Data records:
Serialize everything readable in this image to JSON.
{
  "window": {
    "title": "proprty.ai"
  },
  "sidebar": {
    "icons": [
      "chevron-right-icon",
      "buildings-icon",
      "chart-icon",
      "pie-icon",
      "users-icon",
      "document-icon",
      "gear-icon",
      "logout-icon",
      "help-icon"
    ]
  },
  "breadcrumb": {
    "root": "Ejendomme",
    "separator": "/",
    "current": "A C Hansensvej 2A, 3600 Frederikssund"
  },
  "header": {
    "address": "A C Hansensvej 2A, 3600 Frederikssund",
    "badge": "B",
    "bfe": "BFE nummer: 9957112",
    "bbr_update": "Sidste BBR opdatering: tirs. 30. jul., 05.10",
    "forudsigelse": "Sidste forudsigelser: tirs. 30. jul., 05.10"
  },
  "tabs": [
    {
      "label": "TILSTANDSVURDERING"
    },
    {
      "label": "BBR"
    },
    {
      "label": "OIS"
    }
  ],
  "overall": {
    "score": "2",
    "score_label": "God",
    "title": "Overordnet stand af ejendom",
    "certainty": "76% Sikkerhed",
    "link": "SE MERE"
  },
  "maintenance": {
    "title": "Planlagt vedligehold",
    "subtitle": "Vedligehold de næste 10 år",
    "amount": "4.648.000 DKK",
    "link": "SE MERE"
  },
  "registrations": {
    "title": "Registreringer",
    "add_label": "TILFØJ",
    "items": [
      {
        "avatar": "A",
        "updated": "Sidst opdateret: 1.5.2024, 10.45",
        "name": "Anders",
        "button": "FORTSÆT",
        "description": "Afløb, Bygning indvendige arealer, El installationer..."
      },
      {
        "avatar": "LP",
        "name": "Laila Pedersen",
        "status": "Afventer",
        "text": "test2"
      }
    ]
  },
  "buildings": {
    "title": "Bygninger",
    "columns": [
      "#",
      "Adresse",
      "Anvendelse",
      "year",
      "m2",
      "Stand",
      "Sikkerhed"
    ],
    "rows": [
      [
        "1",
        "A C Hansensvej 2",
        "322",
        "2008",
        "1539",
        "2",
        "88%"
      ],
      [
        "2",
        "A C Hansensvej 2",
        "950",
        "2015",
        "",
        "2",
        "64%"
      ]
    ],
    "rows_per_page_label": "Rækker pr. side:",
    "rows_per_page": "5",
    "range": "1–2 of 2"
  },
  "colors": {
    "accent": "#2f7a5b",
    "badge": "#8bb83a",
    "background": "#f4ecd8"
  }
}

-- YOUR GOAL --
Extract each record, keeping it identical to the original.

-- FULL RESPONSE --
Serialize everything readable in this image to JSON.
{
  "window": {
    "title": "proprty.ai"
  },
  "sidebar": {
    "icons": [
      "chevron-right-icon",
      "buildings-icon",
      "chart-icon",
      "pie-icon",
      "users-icon",
      "document-icon",
      "gear-icon",
      "logout-icon",
      "help-icon"
    ]
  },
  "breadcrumb": {
    "root": "Ejendomme",
    "separator": "/",
    "current": "A C Hansensvej 2A, 3600 Frederikssund"
  },
  "header": {
    "address": "A C Hansensvej 2A, 3600 Frederikssund",
    "badge": "B",
    "bfe": "BFE nummer: 9957112",
    "bbr_update": "Sidste BBR opdatering: tirs. 30. jul., 05.10",
    "forudsigelse": "Sidste forudsigelser: tirs. 30. jul., 05.10"
  },
  "tabs": [
    {
      "label": "TILSTANDSVURDERING"
    },
    {
      "label": "BBR"
    },
    {
      "label": "OIS"
    }
  ],
  "overall": {
    "score": "2",
    "score_label": "God",
    "title": "Overordnet stand af ejendom",
    "certainty": "76% Sikkerhed",
    "link": "SE MERE"
  },
  "maintenance": {
    "title": "Planlagt vedligehold",
    "subtitle": "Vedligehold de næste 10 år",
    "amount": "4.648.000 DKK",
    "link": "SE MERE"
  },
  "registrations": {
    "title": "Registreringer",
    "add_label": "TILFØJ",
    "items": [
      {
        "avatar": "A",
        "updated": "Sidst opdateret: 1.5.2024, 10.45",
        "name": "Anders",
        "button": "FORTSÆT",
        "description": "Afløb, Bygning indvendige arealer, El installationer..."
      },
      {
        "avatar": "LP",
        "name": "Laila Pedersen",
        "status": "Afventer",
        "text": "test2"
      }
    ]
  },
  "buildings": {
    "title": "Bygninger",
    "columns": [
      "#",
      "Adresse",
      "Anvendelse",
      "year",
      "m2",
      "Stand",
      "Sikkerhed"
    ],
    "rows": [
      [
        "1",
        "A C Hansensvej 2",
        "322",
        "2008",
        "1539",
        "2",
        "88%"
      ],
      [
        "2",
        "A C Hansensvej 2",
        "950",
        "2015",
        "",
        "2",
        "64%"
      ]
    ],
    "rows_per_page_label": "Rækker pr. side:",
    "rows_per_page": "5",
    "range": "1–2 of 2"
  },
  "colors": {
    "accent": "#2f7a5b",
    "badge": "#8bb83a",
    "background": "#f4ecd8"
  }
}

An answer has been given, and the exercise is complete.